We’re doing an incredible amount of traveling this summer. A whole bunch of these getaways are girls’ trips, which means I’m on my own with Ro and Ree, our luggage, transportation, etc. So I needed a travel car-seat solution that wouldn’t reduce me to tears (or worse) in the middle of the Salt Lake City airport. In buying, trying, and returning options, I discovered a booster-seat gotcha that you might not know, and this is one case where cutting corners turned out to be a good thing.
Ro and Ree, who weigh in at just over 40 pounds, are still in Britax car seats at home, and we’ve traveled with those car seats before. But if TubaDad’s not around, it’s just not doable for me to get those dang seats (or seats from the car rental company) transported and installed on my own. I’m not fragile, but holy moly my sanity sure is, especially when the kids are running around the airport parking lot all crazed and sleep-deprived after a long flight and I’m hanging upside down in the back of the car cursing and fumbling with straps. So before our last trip to Tahoe, I bought some new backless booster seats that were easy to carry and required no installation.
One gotcha though, and the main point of this post: if you have captain’s chairs in your car or van (like we do), not all booster seats will fit. Of course I didn’t find out our new ones didn’t fit until 9pm the night before we left on our trip, while TubaDad was away on business. Crap!!! Luckily good friend Maggie came over to watch our sleeping babes while I dashed to Target to exchange the first pair of seats.
I ended up buying the Graco booster seat, which I’ve now tested in Tahoe, Chicago, and will soon test in Utah. Why? Because the Graco booster has angled corners in the back, so it will actually fit in a captain’s chair.

- _Assignment A_
Reproduce word for word the part of the booster-seat post starting with "One gotcha though, and" and going on through "a captain’s chair.".
- _Assignment B_
Name every person the booster-seat post mentions by name or nickname.
- _Assignment C_
According to the booster-seat post, what feature lets the Graco booster fit in a captain's chair?
Rely only on the booster-seat post for these tasks.

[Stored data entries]
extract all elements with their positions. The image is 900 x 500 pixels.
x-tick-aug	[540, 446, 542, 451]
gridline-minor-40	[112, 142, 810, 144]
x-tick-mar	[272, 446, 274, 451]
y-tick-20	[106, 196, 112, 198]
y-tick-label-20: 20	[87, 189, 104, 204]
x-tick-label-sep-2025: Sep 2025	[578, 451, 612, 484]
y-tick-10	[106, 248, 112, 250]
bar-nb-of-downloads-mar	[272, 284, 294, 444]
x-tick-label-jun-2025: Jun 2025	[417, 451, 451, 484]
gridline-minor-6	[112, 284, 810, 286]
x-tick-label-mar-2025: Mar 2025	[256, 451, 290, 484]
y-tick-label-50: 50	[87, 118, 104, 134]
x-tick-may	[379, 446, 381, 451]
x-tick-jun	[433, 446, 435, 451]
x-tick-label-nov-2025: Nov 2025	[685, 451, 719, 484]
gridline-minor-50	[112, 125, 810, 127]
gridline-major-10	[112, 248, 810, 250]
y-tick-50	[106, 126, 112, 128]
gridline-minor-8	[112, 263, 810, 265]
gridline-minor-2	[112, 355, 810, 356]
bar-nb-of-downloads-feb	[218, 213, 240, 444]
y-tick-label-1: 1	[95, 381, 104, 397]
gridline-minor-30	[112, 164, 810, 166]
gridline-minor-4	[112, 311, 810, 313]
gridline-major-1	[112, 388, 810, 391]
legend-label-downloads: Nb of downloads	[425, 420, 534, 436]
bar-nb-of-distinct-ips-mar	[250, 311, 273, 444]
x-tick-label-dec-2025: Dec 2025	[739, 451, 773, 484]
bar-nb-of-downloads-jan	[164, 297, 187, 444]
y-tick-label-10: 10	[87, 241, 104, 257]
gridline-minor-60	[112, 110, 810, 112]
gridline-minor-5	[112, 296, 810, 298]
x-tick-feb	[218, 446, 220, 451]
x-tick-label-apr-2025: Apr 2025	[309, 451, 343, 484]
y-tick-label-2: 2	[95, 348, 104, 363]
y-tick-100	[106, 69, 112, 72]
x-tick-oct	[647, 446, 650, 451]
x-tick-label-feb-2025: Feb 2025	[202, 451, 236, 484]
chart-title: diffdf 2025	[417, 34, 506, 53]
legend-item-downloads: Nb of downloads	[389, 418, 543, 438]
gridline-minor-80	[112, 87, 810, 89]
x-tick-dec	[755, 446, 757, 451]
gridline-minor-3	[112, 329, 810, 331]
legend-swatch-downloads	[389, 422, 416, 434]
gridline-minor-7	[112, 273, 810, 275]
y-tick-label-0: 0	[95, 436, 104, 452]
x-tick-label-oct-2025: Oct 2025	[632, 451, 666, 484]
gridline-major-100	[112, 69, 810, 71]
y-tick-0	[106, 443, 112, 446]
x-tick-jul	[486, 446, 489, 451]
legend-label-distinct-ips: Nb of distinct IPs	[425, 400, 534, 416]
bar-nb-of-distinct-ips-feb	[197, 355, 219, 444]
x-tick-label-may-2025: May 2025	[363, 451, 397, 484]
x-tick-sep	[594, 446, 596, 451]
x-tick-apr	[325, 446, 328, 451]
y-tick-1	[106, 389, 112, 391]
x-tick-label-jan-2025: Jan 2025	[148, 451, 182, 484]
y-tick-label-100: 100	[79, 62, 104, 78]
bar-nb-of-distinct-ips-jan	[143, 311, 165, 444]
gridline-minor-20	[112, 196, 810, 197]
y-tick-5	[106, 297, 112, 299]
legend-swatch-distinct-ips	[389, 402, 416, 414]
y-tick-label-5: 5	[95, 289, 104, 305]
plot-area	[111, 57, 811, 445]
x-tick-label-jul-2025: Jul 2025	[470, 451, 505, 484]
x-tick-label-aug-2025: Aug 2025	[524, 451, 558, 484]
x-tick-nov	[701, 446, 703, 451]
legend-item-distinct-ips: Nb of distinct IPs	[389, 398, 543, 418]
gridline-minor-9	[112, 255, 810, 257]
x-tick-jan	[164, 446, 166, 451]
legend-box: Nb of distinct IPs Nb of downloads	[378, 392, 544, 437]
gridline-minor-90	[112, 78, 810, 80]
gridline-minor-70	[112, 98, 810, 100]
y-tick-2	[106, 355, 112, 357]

- _Exercise solution A_
One gotcha though, and the main point of this post: if you have captain’s chairs in your car or van (like we do), not all booster seats will fit. Of course I didn’t find out our new ones didn’t fit until 9pm the night before we left on our trip, while TubaDad was away on business. Crap!!! Luckily good friend Maggie came over to watch our sleeping babes while I dashed to Target to exchange the first pair of seats.
I ended up buying the Graco booster seat, which I’ve now tested in Tahoe, Chicago, and will soon test in Utah. Why? Because the Graco booster has angled corners in the back, so it will actually fit in a captain’s chair.

- _Exercise solution B_
Ro, Ree, TubaDad, Maggie

- _Exercise solution C_
It has angled corners in the back.